■ TASK TO CARRY OUT
Reproduce the stretch of the recorded data from its start through the line containing "system-nav-bar <box>0 1266 768 1344</box>", both included, with nothing changed.

(Recorded data)

**********

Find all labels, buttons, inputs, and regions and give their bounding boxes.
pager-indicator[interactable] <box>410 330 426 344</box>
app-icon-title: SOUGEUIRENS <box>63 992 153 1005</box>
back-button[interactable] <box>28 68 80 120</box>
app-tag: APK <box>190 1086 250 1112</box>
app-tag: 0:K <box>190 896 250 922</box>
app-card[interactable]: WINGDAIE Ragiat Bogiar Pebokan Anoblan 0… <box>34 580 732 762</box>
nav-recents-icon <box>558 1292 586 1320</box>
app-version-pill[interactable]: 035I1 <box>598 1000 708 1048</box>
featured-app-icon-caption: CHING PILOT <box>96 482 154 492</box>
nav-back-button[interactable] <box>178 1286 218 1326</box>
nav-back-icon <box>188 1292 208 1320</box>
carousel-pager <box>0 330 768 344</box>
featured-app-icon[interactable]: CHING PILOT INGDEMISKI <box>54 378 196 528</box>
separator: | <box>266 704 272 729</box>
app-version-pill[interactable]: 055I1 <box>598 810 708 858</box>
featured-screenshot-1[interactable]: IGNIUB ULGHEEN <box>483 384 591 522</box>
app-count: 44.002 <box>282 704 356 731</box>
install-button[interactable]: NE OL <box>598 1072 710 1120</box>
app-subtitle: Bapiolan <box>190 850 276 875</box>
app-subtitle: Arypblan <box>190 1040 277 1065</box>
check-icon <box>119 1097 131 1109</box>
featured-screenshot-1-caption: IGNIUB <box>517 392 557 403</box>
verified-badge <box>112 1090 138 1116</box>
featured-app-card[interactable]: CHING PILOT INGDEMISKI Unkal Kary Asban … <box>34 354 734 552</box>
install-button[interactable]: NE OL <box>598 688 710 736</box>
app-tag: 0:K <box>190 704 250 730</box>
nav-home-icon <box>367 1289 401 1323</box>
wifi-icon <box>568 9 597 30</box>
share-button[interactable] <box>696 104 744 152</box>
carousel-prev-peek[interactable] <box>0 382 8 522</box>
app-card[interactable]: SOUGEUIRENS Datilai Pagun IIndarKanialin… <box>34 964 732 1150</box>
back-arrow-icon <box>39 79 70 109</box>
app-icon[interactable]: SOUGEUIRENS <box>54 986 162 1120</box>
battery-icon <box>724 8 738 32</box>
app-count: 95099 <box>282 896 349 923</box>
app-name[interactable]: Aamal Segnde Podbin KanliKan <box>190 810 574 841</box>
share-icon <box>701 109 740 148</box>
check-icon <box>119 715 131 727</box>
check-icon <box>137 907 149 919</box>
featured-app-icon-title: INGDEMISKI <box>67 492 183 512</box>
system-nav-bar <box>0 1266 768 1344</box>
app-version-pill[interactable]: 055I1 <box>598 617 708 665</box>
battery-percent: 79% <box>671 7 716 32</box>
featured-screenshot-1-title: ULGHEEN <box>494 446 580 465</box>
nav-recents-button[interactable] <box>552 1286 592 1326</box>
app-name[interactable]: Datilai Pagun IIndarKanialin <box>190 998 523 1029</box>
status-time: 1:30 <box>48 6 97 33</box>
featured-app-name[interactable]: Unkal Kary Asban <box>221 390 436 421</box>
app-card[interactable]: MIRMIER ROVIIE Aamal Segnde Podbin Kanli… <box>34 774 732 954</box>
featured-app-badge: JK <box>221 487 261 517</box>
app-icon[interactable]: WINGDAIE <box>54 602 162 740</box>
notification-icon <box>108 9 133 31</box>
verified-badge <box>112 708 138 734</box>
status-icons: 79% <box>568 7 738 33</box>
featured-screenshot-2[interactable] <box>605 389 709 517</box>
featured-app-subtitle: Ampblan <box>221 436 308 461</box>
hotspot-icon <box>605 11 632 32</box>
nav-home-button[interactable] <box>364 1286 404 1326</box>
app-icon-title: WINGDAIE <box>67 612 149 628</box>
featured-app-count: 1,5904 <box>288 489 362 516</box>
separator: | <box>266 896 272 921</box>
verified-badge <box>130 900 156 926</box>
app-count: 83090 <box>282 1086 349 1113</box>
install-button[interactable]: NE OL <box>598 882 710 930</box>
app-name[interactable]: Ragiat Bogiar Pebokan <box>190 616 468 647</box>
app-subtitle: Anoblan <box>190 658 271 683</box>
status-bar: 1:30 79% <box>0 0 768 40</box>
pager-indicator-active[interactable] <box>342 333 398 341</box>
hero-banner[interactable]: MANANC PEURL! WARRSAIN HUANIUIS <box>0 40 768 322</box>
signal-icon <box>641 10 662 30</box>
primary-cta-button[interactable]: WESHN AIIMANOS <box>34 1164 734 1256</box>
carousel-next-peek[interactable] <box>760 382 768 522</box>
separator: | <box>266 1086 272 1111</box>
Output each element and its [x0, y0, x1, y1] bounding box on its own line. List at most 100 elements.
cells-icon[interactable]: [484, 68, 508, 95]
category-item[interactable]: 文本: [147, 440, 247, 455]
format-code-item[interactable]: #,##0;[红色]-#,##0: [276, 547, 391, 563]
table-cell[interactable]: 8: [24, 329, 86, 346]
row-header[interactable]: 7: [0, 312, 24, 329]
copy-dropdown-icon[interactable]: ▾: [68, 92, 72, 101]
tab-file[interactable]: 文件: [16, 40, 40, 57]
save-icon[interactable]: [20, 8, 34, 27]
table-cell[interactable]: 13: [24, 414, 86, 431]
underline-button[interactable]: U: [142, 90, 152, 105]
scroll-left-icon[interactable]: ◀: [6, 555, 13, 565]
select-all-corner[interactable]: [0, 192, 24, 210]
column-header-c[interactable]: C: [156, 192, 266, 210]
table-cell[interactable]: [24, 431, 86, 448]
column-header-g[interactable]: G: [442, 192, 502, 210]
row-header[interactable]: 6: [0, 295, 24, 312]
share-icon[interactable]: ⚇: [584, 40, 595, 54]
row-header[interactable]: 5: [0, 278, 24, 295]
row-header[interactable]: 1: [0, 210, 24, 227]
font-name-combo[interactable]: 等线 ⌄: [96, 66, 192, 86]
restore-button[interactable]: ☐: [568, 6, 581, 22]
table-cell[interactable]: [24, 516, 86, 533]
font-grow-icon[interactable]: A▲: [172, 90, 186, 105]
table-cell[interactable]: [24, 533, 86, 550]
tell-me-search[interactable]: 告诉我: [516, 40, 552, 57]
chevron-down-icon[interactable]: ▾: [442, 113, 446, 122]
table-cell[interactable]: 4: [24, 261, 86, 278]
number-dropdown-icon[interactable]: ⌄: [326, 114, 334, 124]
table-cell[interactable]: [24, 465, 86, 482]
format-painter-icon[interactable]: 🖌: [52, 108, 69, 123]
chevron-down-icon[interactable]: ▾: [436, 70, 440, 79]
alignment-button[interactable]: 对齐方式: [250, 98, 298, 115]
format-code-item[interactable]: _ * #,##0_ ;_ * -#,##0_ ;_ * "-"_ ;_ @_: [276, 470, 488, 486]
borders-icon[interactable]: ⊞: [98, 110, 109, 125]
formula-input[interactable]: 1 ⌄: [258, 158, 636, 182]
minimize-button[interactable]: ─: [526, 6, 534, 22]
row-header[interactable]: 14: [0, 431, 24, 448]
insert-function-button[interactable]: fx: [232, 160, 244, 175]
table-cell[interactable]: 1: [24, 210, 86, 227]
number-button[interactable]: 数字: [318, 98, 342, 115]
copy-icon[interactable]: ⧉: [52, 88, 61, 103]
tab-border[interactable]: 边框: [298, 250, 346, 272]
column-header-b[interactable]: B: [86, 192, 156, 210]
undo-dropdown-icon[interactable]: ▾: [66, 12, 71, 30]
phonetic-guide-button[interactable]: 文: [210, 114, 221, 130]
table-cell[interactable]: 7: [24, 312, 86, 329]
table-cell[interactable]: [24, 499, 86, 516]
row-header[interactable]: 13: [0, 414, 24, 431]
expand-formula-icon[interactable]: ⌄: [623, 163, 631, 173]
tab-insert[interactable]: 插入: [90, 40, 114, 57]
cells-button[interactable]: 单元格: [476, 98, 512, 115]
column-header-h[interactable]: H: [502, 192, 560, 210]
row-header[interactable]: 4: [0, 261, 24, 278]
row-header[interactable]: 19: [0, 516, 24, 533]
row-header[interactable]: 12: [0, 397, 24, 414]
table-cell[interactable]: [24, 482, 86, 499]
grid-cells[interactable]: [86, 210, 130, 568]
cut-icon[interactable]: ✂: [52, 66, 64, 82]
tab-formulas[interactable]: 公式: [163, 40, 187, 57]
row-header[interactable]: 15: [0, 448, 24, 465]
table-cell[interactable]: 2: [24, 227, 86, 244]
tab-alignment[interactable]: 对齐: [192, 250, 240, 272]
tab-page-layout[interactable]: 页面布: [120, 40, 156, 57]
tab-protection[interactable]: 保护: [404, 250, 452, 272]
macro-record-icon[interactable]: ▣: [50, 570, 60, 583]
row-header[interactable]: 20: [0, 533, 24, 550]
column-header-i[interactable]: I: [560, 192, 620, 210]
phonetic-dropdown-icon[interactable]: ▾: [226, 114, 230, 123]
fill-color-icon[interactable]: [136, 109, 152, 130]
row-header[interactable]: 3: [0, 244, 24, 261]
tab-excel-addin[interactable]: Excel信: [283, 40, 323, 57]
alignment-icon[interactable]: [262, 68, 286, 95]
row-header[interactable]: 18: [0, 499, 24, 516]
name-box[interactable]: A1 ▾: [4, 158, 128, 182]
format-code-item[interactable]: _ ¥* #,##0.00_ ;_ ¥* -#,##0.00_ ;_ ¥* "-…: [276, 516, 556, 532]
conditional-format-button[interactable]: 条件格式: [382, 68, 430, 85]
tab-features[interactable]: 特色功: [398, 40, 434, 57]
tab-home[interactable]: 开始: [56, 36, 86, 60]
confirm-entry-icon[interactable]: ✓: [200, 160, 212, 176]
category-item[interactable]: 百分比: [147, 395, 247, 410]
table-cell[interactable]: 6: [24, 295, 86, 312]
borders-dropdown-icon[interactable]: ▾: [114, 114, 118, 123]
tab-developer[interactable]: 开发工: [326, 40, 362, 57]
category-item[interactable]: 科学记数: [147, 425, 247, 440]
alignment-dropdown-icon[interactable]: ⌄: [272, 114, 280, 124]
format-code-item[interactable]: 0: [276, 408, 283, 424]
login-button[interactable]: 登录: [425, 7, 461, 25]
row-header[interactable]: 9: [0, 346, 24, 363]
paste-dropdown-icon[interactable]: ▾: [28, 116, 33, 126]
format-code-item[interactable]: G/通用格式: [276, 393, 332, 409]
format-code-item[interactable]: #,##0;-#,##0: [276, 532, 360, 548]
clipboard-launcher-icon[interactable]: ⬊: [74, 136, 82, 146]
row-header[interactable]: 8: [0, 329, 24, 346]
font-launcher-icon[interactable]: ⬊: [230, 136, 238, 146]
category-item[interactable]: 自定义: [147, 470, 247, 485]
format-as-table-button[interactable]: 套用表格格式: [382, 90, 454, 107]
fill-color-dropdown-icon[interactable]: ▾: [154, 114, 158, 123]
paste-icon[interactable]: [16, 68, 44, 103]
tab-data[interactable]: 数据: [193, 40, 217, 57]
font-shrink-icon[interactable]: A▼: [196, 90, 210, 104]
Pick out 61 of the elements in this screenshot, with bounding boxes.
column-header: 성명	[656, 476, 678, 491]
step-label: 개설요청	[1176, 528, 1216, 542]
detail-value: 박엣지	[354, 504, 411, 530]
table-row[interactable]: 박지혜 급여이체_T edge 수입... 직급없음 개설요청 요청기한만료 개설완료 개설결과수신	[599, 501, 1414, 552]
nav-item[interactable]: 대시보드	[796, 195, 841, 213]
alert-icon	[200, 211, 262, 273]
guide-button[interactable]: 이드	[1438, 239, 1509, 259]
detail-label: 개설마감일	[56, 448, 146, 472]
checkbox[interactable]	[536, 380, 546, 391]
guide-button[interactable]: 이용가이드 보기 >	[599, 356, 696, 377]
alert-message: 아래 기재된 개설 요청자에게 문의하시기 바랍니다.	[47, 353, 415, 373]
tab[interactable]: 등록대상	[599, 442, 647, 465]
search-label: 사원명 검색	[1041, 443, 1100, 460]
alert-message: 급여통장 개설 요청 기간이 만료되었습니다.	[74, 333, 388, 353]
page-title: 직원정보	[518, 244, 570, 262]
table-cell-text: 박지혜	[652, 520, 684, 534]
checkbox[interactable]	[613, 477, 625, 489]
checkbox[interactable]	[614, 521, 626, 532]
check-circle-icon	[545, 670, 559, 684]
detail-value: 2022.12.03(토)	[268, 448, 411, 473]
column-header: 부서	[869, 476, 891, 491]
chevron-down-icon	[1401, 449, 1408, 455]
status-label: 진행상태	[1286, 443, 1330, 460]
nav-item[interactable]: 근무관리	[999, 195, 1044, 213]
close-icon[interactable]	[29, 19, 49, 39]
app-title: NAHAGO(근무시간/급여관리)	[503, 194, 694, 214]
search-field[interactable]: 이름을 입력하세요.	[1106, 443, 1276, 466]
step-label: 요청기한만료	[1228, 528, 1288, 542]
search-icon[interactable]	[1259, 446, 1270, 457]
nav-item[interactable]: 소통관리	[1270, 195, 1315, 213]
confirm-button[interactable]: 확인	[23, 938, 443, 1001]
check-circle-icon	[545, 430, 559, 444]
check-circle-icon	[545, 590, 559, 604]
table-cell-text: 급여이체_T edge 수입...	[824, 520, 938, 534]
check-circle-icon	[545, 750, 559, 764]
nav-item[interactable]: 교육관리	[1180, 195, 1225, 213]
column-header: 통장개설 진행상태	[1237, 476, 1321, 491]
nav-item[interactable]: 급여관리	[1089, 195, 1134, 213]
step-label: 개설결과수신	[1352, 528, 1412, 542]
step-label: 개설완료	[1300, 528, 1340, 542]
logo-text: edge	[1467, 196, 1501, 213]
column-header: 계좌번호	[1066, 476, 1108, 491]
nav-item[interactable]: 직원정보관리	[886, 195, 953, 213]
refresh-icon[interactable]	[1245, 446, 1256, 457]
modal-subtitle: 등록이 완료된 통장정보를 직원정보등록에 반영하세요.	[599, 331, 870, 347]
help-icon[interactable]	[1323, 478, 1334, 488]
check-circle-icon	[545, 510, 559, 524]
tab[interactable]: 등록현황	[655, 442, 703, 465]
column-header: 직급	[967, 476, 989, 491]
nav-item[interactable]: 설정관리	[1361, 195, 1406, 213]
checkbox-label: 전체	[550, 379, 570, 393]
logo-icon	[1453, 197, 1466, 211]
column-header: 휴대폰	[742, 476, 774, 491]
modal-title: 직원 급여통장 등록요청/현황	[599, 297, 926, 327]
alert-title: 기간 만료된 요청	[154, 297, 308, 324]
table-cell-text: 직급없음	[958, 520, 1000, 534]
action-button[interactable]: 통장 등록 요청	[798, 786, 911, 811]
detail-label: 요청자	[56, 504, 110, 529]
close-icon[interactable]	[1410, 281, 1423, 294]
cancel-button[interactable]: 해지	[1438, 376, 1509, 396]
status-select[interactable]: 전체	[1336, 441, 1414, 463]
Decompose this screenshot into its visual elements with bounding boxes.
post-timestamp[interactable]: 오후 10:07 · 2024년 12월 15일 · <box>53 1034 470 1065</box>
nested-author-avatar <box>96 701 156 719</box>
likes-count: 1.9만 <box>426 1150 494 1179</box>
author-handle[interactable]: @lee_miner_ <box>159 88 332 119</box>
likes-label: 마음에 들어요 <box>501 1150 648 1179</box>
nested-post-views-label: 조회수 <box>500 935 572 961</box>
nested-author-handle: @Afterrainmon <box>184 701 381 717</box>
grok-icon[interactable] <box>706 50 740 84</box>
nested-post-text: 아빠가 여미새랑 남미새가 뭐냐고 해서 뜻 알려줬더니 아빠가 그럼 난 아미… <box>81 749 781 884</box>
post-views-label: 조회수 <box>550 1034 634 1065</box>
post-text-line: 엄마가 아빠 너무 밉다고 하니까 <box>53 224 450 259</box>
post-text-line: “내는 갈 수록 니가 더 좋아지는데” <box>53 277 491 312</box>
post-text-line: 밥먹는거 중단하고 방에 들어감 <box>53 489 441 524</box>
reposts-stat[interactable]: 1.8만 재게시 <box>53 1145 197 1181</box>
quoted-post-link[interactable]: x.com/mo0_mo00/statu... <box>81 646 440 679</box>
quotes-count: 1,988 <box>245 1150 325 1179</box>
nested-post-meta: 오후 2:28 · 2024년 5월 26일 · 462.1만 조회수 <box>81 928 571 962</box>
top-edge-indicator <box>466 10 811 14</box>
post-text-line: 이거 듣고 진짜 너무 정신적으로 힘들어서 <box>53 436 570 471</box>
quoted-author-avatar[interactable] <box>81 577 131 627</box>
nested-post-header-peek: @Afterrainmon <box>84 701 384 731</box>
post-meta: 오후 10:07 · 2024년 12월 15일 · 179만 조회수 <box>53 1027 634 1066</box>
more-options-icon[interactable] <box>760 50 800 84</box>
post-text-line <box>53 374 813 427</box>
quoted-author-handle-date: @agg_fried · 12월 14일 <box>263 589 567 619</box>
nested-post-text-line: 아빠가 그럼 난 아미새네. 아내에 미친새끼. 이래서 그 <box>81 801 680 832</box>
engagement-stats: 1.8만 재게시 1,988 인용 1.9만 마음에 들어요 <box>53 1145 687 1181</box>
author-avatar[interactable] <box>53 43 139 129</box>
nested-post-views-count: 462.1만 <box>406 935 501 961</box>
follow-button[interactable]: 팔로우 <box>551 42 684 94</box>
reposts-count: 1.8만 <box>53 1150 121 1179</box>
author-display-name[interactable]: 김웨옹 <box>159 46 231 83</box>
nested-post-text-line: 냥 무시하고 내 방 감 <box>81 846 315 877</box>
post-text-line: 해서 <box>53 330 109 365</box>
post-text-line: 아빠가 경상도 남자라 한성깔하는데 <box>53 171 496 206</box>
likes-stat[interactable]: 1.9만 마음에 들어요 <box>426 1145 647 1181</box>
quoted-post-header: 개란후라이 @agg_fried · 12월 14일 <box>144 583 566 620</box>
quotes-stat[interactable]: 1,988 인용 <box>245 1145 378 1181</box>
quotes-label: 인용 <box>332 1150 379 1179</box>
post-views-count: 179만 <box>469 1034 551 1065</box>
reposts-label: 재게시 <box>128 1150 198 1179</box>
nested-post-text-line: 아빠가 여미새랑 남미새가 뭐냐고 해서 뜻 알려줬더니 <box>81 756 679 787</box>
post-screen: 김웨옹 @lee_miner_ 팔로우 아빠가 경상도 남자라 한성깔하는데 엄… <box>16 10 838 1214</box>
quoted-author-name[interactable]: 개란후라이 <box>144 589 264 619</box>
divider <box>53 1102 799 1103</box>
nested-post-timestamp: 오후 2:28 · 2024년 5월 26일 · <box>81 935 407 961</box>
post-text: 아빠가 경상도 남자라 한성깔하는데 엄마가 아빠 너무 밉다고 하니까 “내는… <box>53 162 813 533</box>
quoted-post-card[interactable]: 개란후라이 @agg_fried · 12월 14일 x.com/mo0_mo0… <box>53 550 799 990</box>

**********

■ SOLVED EXERCISE
Find all labels, buttons, inputs, and regions and give their bounding boxes.
pager-indicator[interactable] <box>410 330 426 344</box>
app-icon-title: SOUGEUIRENS <box>63 992 153 1005</box>
back-button[interactable] <box>28 68 80 120</box>
app-tag: APK <box>190 1086 250 1112</box>
app-tag: 0:K <box>190 896 250 922</box>
app-card[interactable]: WINGDAIE Ragiat Bogiar Pebokan Anoblan 0… <box>34 580 732 762</box>
nav-recents-icon <box>558 1292 586 1320</box>
app-version-pill[interactable]: 035I1 <box>598 1000 708 1048</box>
featured-app-icon-caption: CHING PILOT <box>96 482 154 492</box>
nav-back-button[interactable] <box>178 1286 218 1326</box>
nav-back-icon <box>188 1292 208 1320</box>
carousel-pager <box>0 330 768 344</box>
featured-app-icon[interactable]: CHING PILOT INGDEMISKI <box>54 378 196 528</box>
separator: | <box>266 704 272 729</box>
app-version-pill[interactable]: 055I1 <box>598 810 708 858</box>
featured-screenshot-1[interactable]: IGNIUB ULGHEEN <box>483 384 591 522</box>
app-count: 44.002 <box>282 704 356 731</box>
install-button[interactable]: NE OL <box>598 1072 710 1120</box>
app-subtitle: Bapiolan <box>190 850 276 875</box>
app-subtitle: Arypblan <box>190 1040 277 1065</box>
check-icon <box>119 1097 131 1109</box>
featured-screenshot-1-caption: IGNIUB <box>517 392 557 403</box>
verified-badge <box>112 1090 138 1116</box>
featured-app-card[interactable]: CHING PILOT INGDEMISKI Unkal Kary Asban … <box>34 354 734 552</box>
install-button[interactable]: NE OL <box>598 688 710 736</box>
app-tag: 0:K <box>190 704 250 730</box>
nav-home-icon <box>367 1289 401 1323</box>
wifi-icon <box>568 9 597 30</box>
share-button[interactable] <box>696 104 744 152</box>
carousel-prev-peek[interactable] <box>0 382 8 522</box>
app-card[interactable]: SOUGEUIRENS Datilai Pagun IIndarKanialin… <box>34 964 732 1150</box>
back-arrow-icon <box>39 79 70 109</box>
app-icon[interactable]: SOUGEUIRENS <box>54 986 162 1120</box>
battery-icon <box>724 8 738 32</box>
app-count: 95099 <box>282 896 349 923</box>
app-name[interactable]: Aamal Segnde Podbin KanliKan <box>190 810 574 841</box>
share-icon <box>701 109 740 148</box>
check-icon <box>119 715 131 727</box>
check-icon <box>137 907 149 919</box>
featured-app-icon-title: INGDEMISKI <box>67 492 183 512</box>
system-nav-bar <box>0 1266 768 1344</box>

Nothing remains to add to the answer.